*Exercise prompt:* Using the records below, locate all lines containing "code" and return them.

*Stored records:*
- - - - -
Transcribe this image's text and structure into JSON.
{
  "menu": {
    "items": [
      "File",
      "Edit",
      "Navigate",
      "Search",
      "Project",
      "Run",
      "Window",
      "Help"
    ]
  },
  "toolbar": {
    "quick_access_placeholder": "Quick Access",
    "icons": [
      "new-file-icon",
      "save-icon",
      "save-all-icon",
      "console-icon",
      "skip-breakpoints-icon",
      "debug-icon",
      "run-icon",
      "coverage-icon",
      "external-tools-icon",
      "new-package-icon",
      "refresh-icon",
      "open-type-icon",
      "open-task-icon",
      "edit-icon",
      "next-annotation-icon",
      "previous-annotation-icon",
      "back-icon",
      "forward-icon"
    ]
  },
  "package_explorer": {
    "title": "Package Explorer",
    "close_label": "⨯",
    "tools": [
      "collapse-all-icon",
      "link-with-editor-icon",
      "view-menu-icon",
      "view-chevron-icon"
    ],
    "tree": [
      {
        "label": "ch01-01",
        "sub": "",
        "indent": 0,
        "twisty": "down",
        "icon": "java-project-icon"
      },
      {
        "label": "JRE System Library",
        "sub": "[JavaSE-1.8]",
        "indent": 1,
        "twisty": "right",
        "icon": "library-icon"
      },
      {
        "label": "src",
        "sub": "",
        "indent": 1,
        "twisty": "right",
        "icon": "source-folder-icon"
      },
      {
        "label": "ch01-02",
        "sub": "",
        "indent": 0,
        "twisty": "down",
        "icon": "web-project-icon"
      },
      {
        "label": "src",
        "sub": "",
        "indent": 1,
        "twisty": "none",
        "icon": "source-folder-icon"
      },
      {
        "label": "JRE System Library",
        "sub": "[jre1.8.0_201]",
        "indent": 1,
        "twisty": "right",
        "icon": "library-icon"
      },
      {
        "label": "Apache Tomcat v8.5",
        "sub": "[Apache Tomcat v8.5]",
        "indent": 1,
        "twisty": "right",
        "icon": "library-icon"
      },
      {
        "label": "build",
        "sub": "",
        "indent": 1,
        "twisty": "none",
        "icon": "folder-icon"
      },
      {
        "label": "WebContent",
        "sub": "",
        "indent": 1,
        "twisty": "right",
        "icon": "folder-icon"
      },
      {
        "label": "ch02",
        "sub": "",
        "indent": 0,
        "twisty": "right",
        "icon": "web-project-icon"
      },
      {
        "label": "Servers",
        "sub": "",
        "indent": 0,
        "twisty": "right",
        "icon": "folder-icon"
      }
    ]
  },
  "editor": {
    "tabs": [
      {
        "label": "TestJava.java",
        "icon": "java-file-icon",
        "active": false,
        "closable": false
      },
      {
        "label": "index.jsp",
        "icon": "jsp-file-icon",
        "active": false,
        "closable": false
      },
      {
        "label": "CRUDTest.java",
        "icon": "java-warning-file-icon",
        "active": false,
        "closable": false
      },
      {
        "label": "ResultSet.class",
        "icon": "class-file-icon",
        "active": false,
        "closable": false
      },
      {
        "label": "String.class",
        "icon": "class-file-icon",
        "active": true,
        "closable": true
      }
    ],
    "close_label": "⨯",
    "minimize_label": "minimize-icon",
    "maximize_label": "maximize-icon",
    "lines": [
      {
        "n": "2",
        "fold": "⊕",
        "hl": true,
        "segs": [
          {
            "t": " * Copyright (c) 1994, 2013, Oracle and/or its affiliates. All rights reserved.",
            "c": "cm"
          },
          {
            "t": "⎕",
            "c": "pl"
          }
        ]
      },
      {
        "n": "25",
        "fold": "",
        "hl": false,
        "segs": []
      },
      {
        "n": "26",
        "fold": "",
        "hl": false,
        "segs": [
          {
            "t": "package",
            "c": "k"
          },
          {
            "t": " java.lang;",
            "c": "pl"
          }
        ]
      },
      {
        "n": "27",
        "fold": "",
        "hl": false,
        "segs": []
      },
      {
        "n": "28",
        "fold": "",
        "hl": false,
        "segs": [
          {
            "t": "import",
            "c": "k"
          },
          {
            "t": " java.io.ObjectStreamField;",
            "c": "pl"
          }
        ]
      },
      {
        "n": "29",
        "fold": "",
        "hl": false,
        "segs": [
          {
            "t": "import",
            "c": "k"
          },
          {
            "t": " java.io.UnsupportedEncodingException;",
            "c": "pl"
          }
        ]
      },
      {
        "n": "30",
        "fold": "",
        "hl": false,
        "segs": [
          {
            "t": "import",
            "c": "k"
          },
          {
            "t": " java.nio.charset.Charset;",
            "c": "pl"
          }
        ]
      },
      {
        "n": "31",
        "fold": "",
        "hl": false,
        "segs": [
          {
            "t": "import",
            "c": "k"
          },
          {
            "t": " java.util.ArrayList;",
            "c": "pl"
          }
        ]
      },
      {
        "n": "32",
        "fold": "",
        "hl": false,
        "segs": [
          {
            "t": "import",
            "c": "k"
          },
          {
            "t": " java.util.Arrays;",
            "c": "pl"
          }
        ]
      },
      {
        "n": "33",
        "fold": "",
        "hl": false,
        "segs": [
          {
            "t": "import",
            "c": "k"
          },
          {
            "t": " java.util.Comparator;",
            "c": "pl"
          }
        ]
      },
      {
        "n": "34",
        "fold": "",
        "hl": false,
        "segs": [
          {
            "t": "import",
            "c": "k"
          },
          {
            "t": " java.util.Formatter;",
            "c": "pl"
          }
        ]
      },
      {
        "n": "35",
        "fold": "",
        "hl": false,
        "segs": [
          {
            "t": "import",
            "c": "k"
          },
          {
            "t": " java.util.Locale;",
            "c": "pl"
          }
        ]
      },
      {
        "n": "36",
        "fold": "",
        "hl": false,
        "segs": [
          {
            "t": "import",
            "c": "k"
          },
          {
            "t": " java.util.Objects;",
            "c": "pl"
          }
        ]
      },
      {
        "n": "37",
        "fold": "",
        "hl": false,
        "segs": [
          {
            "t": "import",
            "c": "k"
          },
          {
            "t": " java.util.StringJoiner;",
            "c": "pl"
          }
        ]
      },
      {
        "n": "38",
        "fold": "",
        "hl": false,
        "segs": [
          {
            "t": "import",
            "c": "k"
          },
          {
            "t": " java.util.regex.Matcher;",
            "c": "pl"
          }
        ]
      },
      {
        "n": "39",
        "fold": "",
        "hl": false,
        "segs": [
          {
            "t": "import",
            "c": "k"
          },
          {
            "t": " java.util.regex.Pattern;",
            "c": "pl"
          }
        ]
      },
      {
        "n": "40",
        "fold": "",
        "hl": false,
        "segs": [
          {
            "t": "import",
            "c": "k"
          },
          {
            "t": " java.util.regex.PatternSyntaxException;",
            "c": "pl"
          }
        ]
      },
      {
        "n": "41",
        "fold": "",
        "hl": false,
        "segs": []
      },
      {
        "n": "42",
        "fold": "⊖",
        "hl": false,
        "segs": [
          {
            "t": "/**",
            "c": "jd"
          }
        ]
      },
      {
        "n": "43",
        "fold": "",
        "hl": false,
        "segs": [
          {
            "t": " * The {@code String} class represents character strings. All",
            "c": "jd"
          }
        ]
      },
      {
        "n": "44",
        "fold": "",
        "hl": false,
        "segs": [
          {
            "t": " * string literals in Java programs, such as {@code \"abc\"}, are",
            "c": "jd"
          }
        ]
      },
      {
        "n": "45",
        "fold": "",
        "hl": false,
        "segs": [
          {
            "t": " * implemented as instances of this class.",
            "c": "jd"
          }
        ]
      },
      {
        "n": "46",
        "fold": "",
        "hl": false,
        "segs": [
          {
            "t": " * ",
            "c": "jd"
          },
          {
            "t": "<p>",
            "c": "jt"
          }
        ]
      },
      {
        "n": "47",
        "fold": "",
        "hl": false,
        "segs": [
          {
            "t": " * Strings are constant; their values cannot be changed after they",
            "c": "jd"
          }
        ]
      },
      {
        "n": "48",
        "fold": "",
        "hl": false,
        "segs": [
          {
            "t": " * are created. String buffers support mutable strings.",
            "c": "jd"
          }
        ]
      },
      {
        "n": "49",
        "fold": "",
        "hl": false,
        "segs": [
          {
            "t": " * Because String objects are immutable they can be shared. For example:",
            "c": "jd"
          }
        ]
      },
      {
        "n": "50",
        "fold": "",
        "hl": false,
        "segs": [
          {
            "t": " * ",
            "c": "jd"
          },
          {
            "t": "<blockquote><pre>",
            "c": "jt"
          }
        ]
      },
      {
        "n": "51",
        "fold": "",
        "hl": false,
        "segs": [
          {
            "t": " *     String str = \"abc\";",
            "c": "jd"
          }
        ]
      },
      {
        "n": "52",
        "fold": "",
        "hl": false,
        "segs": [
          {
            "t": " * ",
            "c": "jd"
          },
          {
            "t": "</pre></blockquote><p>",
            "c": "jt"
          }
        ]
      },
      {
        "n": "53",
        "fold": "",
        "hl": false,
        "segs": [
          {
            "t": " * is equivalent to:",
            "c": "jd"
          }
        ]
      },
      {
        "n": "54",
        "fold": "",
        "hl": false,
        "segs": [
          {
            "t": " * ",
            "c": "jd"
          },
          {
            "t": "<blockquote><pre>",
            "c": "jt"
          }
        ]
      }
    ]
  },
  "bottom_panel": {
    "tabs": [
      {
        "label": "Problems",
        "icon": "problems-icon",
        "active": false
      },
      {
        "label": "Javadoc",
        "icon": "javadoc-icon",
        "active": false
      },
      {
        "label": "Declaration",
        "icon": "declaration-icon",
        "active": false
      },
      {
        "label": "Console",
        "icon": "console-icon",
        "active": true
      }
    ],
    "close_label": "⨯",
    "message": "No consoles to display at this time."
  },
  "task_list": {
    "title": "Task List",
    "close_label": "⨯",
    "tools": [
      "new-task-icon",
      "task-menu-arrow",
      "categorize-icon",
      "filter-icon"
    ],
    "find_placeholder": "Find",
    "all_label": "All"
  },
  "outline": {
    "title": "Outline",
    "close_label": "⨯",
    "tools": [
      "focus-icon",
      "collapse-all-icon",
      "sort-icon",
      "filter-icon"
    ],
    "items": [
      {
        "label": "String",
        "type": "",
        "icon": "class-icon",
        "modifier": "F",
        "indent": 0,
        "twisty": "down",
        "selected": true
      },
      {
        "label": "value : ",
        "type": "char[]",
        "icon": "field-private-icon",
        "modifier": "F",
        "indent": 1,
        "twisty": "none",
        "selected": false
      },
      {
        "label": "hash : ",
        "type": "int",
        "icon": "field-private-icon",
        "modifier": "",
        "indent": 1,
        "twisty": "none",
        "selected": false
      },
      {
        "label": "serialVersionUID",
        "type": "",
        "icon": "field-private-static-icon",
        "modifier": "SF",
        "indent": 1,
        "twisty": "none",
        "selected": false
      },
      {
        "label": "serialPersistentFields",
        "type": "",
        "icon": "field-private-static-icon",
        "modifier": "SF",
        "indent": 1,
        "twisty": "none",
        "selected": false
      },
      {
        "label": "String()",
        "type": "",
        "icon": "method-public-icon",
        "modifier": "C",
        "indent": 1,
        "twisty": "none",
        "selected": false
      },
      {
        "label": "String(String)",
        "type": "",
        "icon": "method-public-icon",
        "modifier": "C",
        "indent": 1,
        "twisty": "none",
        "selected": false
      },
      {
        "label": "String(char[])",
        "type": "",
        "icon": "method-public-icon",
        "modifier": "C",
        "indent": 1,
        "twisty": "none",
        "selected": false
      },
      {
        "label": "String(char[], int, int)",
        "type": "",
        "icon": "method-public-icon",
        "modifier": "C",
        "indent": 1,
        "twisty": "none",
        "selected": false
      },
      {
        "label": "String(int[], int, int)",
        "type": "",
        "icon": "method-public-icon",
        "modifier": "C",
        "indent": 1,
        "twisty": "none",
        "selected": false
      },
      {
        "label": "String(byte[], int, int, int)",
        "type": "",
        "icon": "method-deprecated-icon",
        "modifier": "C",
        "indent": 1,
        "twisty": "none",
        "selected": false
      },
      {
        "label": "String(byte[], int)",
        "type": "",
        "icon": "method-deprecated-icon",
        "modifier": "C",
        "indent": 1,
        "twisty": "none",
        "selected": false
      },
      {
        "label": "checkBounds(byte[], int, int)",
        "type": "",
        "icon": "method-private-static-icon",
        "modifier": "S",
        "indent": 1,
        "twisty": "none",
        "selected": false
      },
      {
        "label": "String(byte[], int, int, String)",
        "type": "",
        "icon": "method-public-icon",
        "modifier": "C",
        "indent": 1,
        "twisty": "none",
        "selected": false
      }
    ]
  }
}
- - - - -
*Final answer:*
            "t": " * The {@code String} class represents character strings. All",
            "t": " * string literals in Java programs, such as {@code \"abc\"}, are",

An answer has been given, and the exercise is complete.